--- EXCERPTED RECORDS ---

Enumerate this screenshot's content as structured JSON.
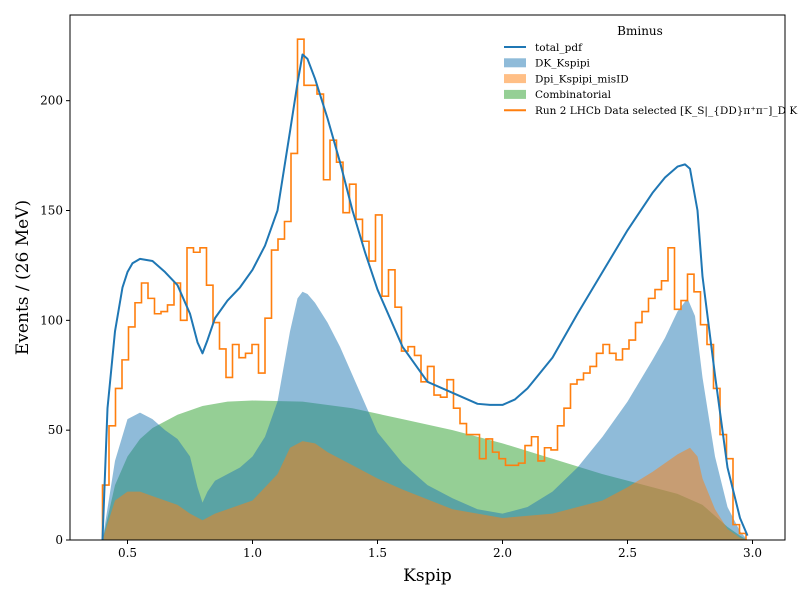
{
  "chart_data": {
    "type": "area",
    "title": "",
    "xlabel": "Kspip",
    "ylabel": "Events / (26 MeV)",
    "xlim": [
      0.27,
      3.13
    ],
    "ylim": [
      0,
      239
    ],
    "xticks": [
      0.5,
      1.0,
      1.5,
      2.0,
      2.5,
      3.0
    ],
    "xtick_labels": [
      "0.5",
      "1.0",
      "1.5",
      "2.0",
      "2.5",
      "3.0"
    ],
    "yticks": [
      0,
      50,
      100,
      150,
      200
    ],
    "ytick_labels": [
      "0",
      "50",
      "100",
      "150",
      "200"
    ],
    "grid": false,
    "legend": {
      "title": "Bminus",
      "placement": "top-right",
      "entries": [
        {
          "label": "total_pdf",
          "kind": "line",
          "color": "#1f77b4"
        },
        {
          "label": "DK_Kspipi",
          "kind": "fill",
          "color": "#1f77b4"
        },
        {
          "label": "Dpi_Kspipi_misID",
          "kind": "fill",
          "color": "#ff7f0e"
        },
        {
          "label": "Combinatorial",
          "kind": "fill",
          "color": "#2ca02c"
        },
        {
          "label": "Run 2 LHCb Data selected [K_S|_{DD}π⁺π⁻]_D K",
          "kind": "line",
          "color": "#ff7f0e"
        }
      ]
    },
    "series": [
      {
        "name": "total_pdf",
        "kind": "line",
        "color": "#1f77b4",
        "x": [
          0.4,
          0.42,
          0.45,
          0.48,
          0.5,
          0.52,
          0.55,
          0.6,
          0.65,
          0.7,
          0.75,
          0.78,
          0.8,
          0.82,
          0.85,
          0.9,
          0.95,
          1.0,
          1.05,
          1.1,
          1.15,
          1.18,
          1.2,
          1.22,
          1.25,
          1.3,
          1.35,
          1.4,
          1.45,
          1.5,
          1.6,
          1.7,
          1.8,
          1.9,
          1.95,
          2.0,
          2.05,
          2.1,
          2.2,
          2.3,
          2.4,
          2.5,
          2.6,
          2.65,
          2.7,
          2.73,
          2.75,
          2.78,
          2.8,
          2.85,
          2.9,
          2.95,
          2.98
        ],
        "y": [
          0,
          60,
          95,
          115,
          122,
          126,
          128,
          127,
          122,
          116,
          103,
          90,
          85,
          91,
          101,
          109,
          115,
          123,
          134,
          150,
          186,
          208,
          221,
          219,
          210,
          192,
          172,
          150,
          131,
          114,
          88,
          72,
          67,
          62,
          61.5,
          61.5,
          64,
          69,
          83,
          103,
          122,
          141,
          158,
          165,
          170,
          171,
          169,
          150,
          120,
          75,
          33,
          10,
          2
        ]
      },
      {
        "name": "DK_Kspipi",
        "kind": "area",
        "color": "#1f77b4",
        "opacity": 0.5,
        "x": [
          0.4,
          0.45,
          0.5,
          0.55,
          0.6,
          0.65,
          0.7,
          0.75,
          0.78,
          0.8,
          0.82,
          0.85,
          0.9,
          0.95,
          1.0,
          1.05,
          1.1,
          1.15,
          1.18,
          1.2,
          1.22,
          1.25,
          1.3,
          1.35,
          1.4,
          1.45,
          1.5,
          1.6,
          1.7,
          1.8,
          1.9,
          2.0,
          2.1,
          2.2,
          2.3,
          2.4,
          2.5,
          2.6,
          2.65,
          2.7,
          2.74,
          2.77,
          2.8,
          2.85,
          2.9,
          2.95,
          2.98
        ],
        "y": [
          0,
          36,
          55,
          58,
          55,
          50,
          46,
          38,
          24,
          17,
          22,
          27,
          30,
          33,
          38,
          47,
          63,
          95,
          110,
          113,
          112,
          108,
          99,
          88,
          75,
          62,
          49,
          35,
          25,
          19,
          14,
          12,
          15,
          22,
          33,
          47,
          63,
          82,
          92,
          104,
          110,
          102,
          74,
          38,
          15,
          4,
          0
        ]
      },
      {
        "name": "Dpi_Kspipi_misID",
        "kind": "area",
        "color": "#ff7f0e",
        "opacity": 0.5,
        "x": [
          0.4,
          0.45,
          0.5,
          0.55,
          0.6,
          0.7,
          0.75,
          0.8,
          0.85,
          0.9,
          1.0,
          1.1,
          1.15,
          1.2,
          1.25,
          1.3,
          1.4,
          1.5,
          1.6,
          1.8,
          2.0,
          2.2,
          2.4,
          2.5,
          2.6,
          2.7,
          2.75,
          2.78,
          2.8,
          2.85,
          2.9,
          2.95,
          2.98
        ],
        "y": [
          0,
          18,
          22,
          22,
          20,
          16,
          12,
          9,
          12,
          14,
          18,
          30,
          42,
          45,
          44,
          40,
          34,
          28,
          23,
          14,
          10,
          12,
          18,
          24,
          31,
          39,
          42,
          38,
          28,
          14,
          5,
          1,
          0
        ]
      },
      {
        "name": "Combinatorial",
        "kind": "area",
        "color": "#2ca02c",
        "opacity": 0.5,
        "x": [
          0.4,
          0.45,
          0.5,
          0.55,
          0.6,
          0.7,
          0.8,
          0.9,
          1.0,
          1.2,
          1.4,
          1.6,
          1.8,
          2.0,
          2.2,
          2.4,
          2.6,
          2.7,
          2.8,
          2.85,
          2.9,
          2.95,
          2.98
        ],
        "y": [
          0,
          25,
          38,
          46,
          51,
          57,
          61,
          63,
          63.5,
          63,
          60,
          55,
          50,
          44,
          37,
          30,
          24,
          21,
          16,
          11,
          6,
          2,
          0
        ]
      },
      {
        "name": "Run 2 LHCb Data selected [K_S|_{DD}π⁺π⁻]_D K",
        "kind": "step",
        "color": "#ff7f0e",
        "bin_width": 0.026,
        "bin_start": [
          0.4,
          0.426,
          0.452,
          0.478,
          0.504,
          0.53,
          0.556,
          0.582,
          0.608,
          0.634,
          0.66,
          0.686,
          0.712,
          0.738,
          0.764,
          0.79,
          0.816,
          0.842,
          0.868,
          0.894,
          0.92,
          0.946,
          0.972,
          0.998,
          1.024,
          1.05,
          1.076,
          1.102,
          1.128,
          1.154,
          1.18,
          1.206,
          1.232,
          1.258,
          1.284,
          1.31,
          1.336,
          1.362,
          1.388,
          1.414,
          1.44,
          1.466,
          1.492,
          1.518,
          1.544,
          1.57,
          1.596,
          1.622,
          1.648,
          1.674,
          1.7,
          1.726,
          1.752,
          1.778,
          1.804,
          1.83,
          1.856,
          1.882,
          1.908,
          1.934,
          1.96,
          1.986,
          2.012,
          2.038,
          2.064,
          2.09,
          2.116,
          2.142,
          2.168,
          2.194,
          2.22,
          2.246,
          2.272,
          2.298,
          2.324,
          2.35,
          2.376,
          2.402,
          2.428,
          2.454,
          2.48,
          2.506,
          2.532,
          2.558,
          2.584,
          2.61,
          2.636,
          2.662,
          2.688,
          2.714,
          2.74,
          2.766,
          2.792,
          2.818,
          2.844,
          2.87,
          2.896,
          2.922,
          2.948
        ],
        "counts": [
          25,
          52,
          69,
          82,
          97,
          108,
          117,
          110,
          103,
          104,
          107,
          117,
          100,
          133,
          131,
          133,
          116,
          99,
          87,
          74,
          89,
          83,
          85,
          89,
          76,
          101,
          132,
          137,
          145,
          176,
          228,
          207,
          207,
          203,
          164,
          182,
          172,
          149,
          162,
          146,
          136,
          127,
          148,
          111,
          123,
          106,
          86,
          88,
          84,
          72,
          79,
          66,
          65,
          73,
          60,
          53,
          48,
          48,
          37,
          46,
          40,
          37,
          34,
          34,
          35,
          43,
          47,
          36,
          42,
          41,
          52,
          60,
          71,
          73,
          76,
          79,
          85,
          89,
          85,
          82,
          87,
          91,
          99,
          104,
          110,
          114,
          118,
          133,
          105,
          109,
          121,
          113,
          98,
          89,
          69,
          48,
          37,
          7,
          3
        ]
      }
    ]
  }
}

---

WHAT THE TASK ASKS
Tally the lines of the material above that contain the word "name" and report the total alone.

TASK OUTPUT
5